### Given problem
Write out the lines from the line containing "OCR this image." through the final line of the listing below, exactly, omitting every other line.

### Extracted entries
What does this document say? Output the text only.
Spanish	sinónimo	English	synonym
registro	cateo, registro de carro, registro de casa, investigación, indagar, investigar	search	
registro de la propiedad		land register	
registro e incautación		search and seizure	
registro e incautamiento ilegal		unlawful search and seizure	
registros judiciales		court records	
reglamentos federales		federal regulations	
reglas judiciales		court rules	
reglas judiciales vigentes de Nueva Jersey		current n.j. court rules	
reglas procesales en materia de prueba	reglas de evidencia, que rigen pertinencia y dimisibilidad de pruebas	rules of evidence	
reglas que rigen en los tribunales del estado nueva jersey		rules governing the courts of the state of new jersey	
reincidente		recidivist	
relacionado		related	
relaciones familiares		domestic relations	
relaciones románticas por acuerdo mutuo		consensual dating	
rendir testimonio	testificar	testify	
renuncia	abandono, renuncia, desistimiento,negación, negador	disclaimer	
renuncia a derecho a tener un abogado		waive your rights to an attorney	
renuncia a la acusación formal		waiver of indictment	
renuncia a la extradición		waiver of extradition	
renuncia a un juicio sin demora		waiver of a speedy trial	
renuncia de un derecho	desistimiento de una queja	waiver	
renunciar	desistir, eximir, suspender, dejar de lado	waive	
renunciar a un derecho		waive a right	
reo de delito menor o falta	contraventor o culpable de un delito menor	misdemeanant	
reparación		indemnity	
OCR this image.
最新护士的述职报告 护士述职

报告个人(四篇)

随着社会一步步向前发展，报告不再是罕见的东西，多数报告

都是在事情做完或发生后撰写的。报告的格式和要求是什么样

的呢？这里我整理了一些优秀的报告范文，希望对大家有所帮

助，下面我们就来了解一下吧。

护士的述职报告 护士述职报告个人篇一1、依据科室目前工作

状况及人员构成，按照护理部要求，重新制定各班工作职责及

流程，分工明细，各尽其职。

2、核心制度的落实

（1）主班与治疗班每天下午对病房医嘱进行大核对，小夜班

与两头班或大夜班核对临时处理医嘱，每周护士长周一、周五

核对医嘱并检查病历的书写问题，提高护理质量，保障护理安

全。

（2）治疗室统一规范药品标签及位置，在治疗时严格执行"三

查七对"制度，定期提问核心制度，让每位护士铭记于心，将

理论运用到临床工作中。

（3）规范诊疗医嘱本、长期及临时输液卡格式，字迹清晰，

### Finished exercise
OCR this image.
最新护士的述职报告 护士述职

报告个人(四篇)

随着社会一步步向前发展，报告不再是罕见的东西，多数报告

都是在事情做完或发生后撰写的。报告的格式和要求是什么样

的呢？这里我整理了一些优秀的报告范文，希望对大家有所帮

助，下面我们就来了解一下吧。

护士的述职报告 护士述职报告个人篇一1、依据科室目前工作

状况及人员构成，按照护理部要求，重新制定各班工作职责及

流程，分工明细，各尽其职。

2、核心制度的落实

（1）主班与治疗班每天下午对病房医嘱进行大核对，小夜班

与两头班或大夜班核对临时处理医嘱，每周护士长周一、周五

核对医嘱并检查病历的书写问题，提高护理质量，保障护理安

全。

（2）治疗室统一规范药品标签及位置，在治疗时严格执行"三

查七对"制度，定期提问核心制度，让每位护士铭记于心，将

理论运用到临床工作中。

（3）规范诊疗医嘱本、长期及临时输液卡格式，字迹清晰，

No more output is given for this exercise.